Dataset:

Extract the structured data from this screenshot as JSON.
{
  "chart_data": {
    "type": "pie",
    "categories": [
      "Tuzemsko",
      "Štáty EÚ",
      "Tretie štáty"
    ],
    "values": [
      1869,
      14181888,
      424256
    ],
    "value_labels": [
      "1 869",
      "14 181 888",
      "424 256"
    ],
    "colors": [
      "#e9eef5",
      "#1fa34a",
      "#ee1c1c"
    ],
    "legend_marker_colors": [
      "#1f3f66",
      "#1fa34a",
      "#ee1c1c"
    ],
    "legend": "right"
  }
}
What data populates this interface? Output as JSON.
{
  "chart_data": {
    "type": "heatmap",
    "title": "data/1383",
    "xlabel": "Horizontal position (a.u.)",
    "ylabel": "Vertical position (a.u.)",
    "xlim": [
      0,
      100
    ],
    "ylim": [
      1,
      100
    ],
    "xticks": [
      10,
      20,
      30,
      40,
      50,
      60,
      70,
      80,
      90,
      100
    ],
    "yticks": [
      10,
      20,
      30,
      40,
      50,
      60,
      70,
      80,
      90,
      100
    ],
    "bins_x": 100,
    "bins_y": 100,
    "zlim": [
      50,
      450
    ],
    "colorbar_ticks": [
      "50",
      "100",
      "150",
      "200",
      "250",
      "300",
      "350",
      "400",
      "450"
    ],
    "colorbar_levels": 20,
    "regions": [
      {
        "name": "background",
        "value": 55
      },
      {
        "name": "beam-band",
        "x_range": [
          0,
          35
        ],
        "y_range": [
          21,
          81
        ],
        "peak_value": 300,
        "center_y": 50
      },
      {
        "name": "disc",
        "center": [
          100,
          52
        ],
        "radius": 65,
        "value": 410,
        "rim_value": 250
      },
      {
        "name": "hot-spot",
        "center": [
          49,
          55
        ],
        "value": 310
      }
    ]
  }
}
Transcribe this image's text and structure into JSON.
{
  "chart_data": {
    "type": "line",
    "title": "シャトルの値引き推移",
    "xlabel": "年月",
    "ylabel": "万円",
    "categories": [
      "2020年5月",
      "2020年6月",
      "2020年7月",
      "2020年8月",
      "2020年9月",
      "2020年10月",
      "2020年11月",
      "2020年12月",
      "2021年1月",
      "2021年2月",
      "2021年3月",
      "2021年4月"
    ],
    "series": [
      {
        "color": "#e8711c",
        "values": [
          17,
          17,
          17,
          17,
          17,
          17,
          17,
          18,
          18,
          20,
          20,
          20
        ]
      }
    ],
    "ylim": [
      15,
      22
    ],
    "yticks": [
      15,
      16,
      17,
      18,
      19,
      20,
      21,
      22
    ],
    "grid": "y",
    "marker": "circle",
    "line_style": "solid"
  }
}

What you will do: Extract the full set of entries word for word.

Right answer:
Extract the structured data from this screenshot as JSON.
{
  "chart_data": {
    "type": "pie",
    "categories": [
      "Tuzemsko",
      "Štáty EÚ",
      "Tretie štáty"
    ],
    "values": [
      1869,
      14181888,
      424256
    ],
    "value_labels": [
      "1 869",
      "14 181 888",
      "424 256"
    ],
    "colors": [
      "#e9eef5",
      "#1fa34a",
      "#ee1c1c"
    ],
    "legend_marker_colors": [
      "#1f3f66",
      "#1fa34a",
      "#ee1c1c"
    ],
    "legend": "right"
  }
}
What data populates this interface? Output as JSON.
{
  "chart_data": {
    "type": "heatmap",
    "title": "data/1383",
    "xlabel": "Horizontal position (a.u.)",
    "ylabel": "Vertical position (a.u.)",
    "xlim": [
      0,
      100
    ],
    "ylim": [
      1,
      100
    ],
    "xticks": [
      10,
      20,
      30,
      40,
      50,
      60,
      70,
      80,
      90,
      100
    ],
    "yticks": [
      10,
      20,
      30,
      40,
      50,
      60,
      70,
      80,
      90,
      100
    ],
    "bins_x": 100,
    "bins_y": 100,
    "zlim": [
      50,
      450
    ],
    "colorbar_ticks": [
      "50",
      "100",
      "150",
      "200",
      "250",
      "300",
      "350",
      "400",
      "450"
    ],
    "colorbar_levels": 20,
    "regions": [
      {
        "name": "background",
        "value": 55
      },
      {
        "name": "beam-band",
        "x_range": [
          0,
          35
        ],
        "y_range": [
          21,
          81
        ],
        "peak_value": 300,
        "center_y": 50
      },
      {
        "name": "disc",
        "center": [
          100,
          52
        ],
        "radius": 65,
        "value": 410,
        "rim_value": 250
      },
      {
        "name": "hot-spot",
        "center": [
          49,
          55
        ],
        "value": 310
      }
    ]
  }
}
Transcribe this image's text and structure into JSON.
{
  "chart_data": {
    "type": "line",
    "title": "シャトルの値引き推移",
    "xlabel": "年月",
    "ylabel": "万円",
    "categories": [
      "2020年5月",
      "2020年6月",
      "2020年7月",
      "2020年8月",
      "2020年9月",
      "2020年10月",
      "2020年11月",
      "2020年12月",
      "2021年1月",
      "2021年2月",
      "2021年3月",
      "2021年4月"
    ],
    "series": [
      {
        "color": "#e8711c",
        "values": [
          17,
          17,
          17,
          17,
          17,
          17,
          17,
          18,
          18,
          20,
          20,
          20
        ]
      }
    ],
    "ylim": [
      15,
      22
    ],
    "yticks": [
      15,
      16,
      17,
      18,
      19,
      20,
      21,
      22
    ],
    "grid": "y",
    "marker": "circle",
    "line_style": "solid"
  }
}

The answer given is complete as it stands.